### Recorded data
## Begin
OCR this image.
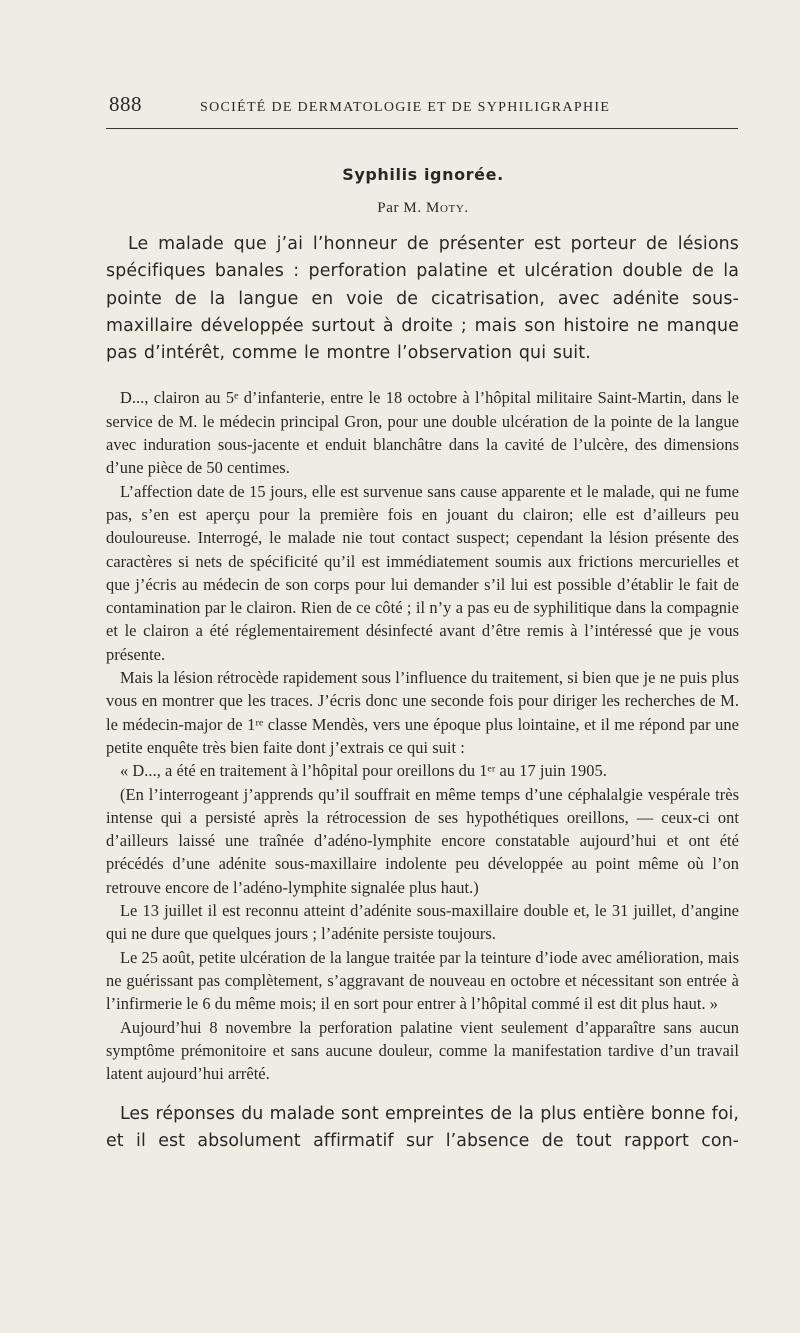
888	SOCIÉTÉ DE DERMATOLOGIE ET DE SYPHILIGRAPHIE
Syphilis ignorée.
Par M. Moty.

Le malade que j’ai l’honneur de présenter est porteur de lésions spécifiques banales : perforation palatine et ulcération double de la pointe de la langue en voie de cicatrisation, avec adénite sous-maxillaire développée surtout à droite ; mais son histoire ne manque pas d’intérêt, comme le montre l’observation qui suit.

D..., clairon au 5ᵉ d’infanterie, entre le 18 octobre à l’hôpital militaire Saint-Martin, dans le service de M. le médecin principal Gron, pour une double ulcération de la pointe de la langue avec induration sous-jacente et enduit blanchâtre dans la cavité de l’ulcère, des dimensions d’une pièce de 50 centimes.

L’affection date de 15 jours, elle est survenue sans cause apparente et le malade, qui ne fume pas, s’en est aperçu pour la première fois en jouant du clairon; elle est d’ailleurs peu douloureuse. Interrogé, le malade nie tout contact suspect; cependant la lésion présente des caractères si nets de spécificité qu’il est immédiatement soumis aux frictions mercurielles et que j’écris au médecin de son corps pour lui demander s’il lui est possible d’établir le fait de contamination par le clairon. Rien de ce côté ; il n’y a pas eu de syphilitique dans la compagnie et le clairon a été réglementairement désinfecté avant d’être remis à l’intéressé que je vous présente.

Mais la lésion rétrocède rapidement sous l’influence du traitement, si bien que je ne puis plus vous en montrer que les traces. J’écris donc une seconde fois pour diriger les recherches de M. le médecin-major de 1ʳᵉ classe Mendès, vers une époque plus lointaine, et il me répond par une petite enquête très bien faite dont j’extrais ce qui suit :

« D..., a été en traitement à l’hôpital pour oreillons du 1ᵉʳ au 17 juin 1905.

(En l’interrogeant j’apprends qu’il souffrait en même temps d’une céphalalgie vespérale très intense qui a persisté après la rétrocession de ses hypothétiques oreillons, — ceux-ci ont d’ailleurs laissé une traînée d’adéno-lymphite encore constatable aujourd’hui et ont été précédés d’une adénite sous-maxillaire indolente peu développée au point même où l’on retrouve encore de l’adéno-lymphite signalée plus haut.)

Le 13 juillet il est reconnu atteint d’adénite sous-maxillaire double et, le 31 juillet, d’angine qui ne dure que quelques jours ; l’adénite persiste toujours.

Le 25 août, petite ulcération de la langue traitée par la teinture d’iode avec amélioration, mais ne guérissant pas complètement, s’aggravant de nouveau en octobre et nécessitant son entrée à l’infirmerie le 6 du même mois; il en sort pour entrer à l’hôpital commé il est dit plus haut. »

Aujourd’hui 8 novembre la perforation palatine vient seulement d’apparaître sans aucun symptôme prémonitoire et sans aucune douleur, comme la manifestation tardive d’un travail latent aujourd’hui arrêté.

Les réponses du malade sont empreintes de la plus entière bonne foi, et il est absolument affirmatif sur l’absence de tout rapport con-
## End
### Brief
Reproduce all the records verbatim, excluding images.

### Finished task
OCR this image.
888	SOCIÉTÉ DE DERMATOLOGIE ET DE SYPHILIGRAPHIE
Syphilis ignorée.
Par M. Moty.

Le malade que j’ai l’honneur de présenter est porteur de lésions spécifiques banales : perforation palatine et ulcération double de la pointe de la langue en voie de cicatrisation, avec adénite sous-maxillaire développée surtout à droite ; mais son histoire ne manque pas d’intérêt, comme le montre l’observation qui suit.

D..., clairon au 5ᵉ d’infanterie, entre le 18 octobre à l’hôpital militaire Saint-Martin, dans le service de M. le médecin principal Gron, pour une double ulcération de la pointe de la langue avec induration sous-jacente et enduit blanchâtre dans la cavité de l’ulcère, des dimensions d’une pièce de 50 centimes.

L’affection date de 15 jours, elle est survenue sans cause apparente et le malade, qui ne fume pas, s’en est aperçu pour la première fois en jouant du clairon; elle est d’ailleurs peu douloureuse. Interrogé, le malade nie tout contact suspect; cependant la lésion présente des caractères si nets de spécificité qu’il est immédiatement soumis aux frictions mercurielles et que j’écris au médecin de son corps pour lui demander s’il lui est possible d’établir le fait de contamination par le clairon. Rien de ce côté ; il n’y a pas eu de syphilitique dans la compagnie et le clairon a été réglementairement désinfecté avant d’être remis à l’intéressé que je vous présente.

Mais la lésion rétrocède rapidement sous l’influence du traitement, si bien que je ne puis plus vous en montrer que les traces. J’écris donc une seconde fois pour diriger les recherches de M. le médecin-major de 1ʳᵉ classe Mendès, vers une époque plus lointaine, et il me répond par une petite enquête très bien faite dont j’extrais ce qui suit :

« D..., a été en traitement à l’hôpital pour oreillons du 1ᵉʳ au 17 juin 1905.

(En l’interrogeant j’apprends qu’il souffrait en même temps d’une céphalalgie vespérale très intense qui a persisté après la rétrocession de ses hypothétiques oreillons, — ceux-ci ont d’ailleurs laissé une traînée d’adéno-lymphite encore constatable aujourd’hui et ont été précédés d’une adénite sous-maxillaire indolente peu développée au point même où l’on retrouve encore de l’adéno-lymphite signalée plus haut.)

Le 13 juillet il est reconnu atteint d’adénite sous-maxillaire double et, le 31 juillet, d’angine qui ne dure que quelques jours ; l’adénite persiste toujours.

Le 25 août, petite ulcération de la langue traitée par la teinture d’iode avec amélioration, mais ne guérissant pas complètement, s’aggravant de nouveau en octobre et nécessitant son entrée à l’infirmerie le 6 du même mois; il en sort pour entrer à l’hôpital commé il est dit plus haut. »

Aujourd’hui 8 novembre la perforation palatine vient seulement d’apparaître sans aucun symptôme prémonitoire et sans aucune douleur, comme la manifestation tardive d’un travail latent aujourd’hui arrêté.

Les réponses du malade sont empreintes de la plus entière bonne foi, et il est absolument affirmatif sur l’absence de tout rapport con-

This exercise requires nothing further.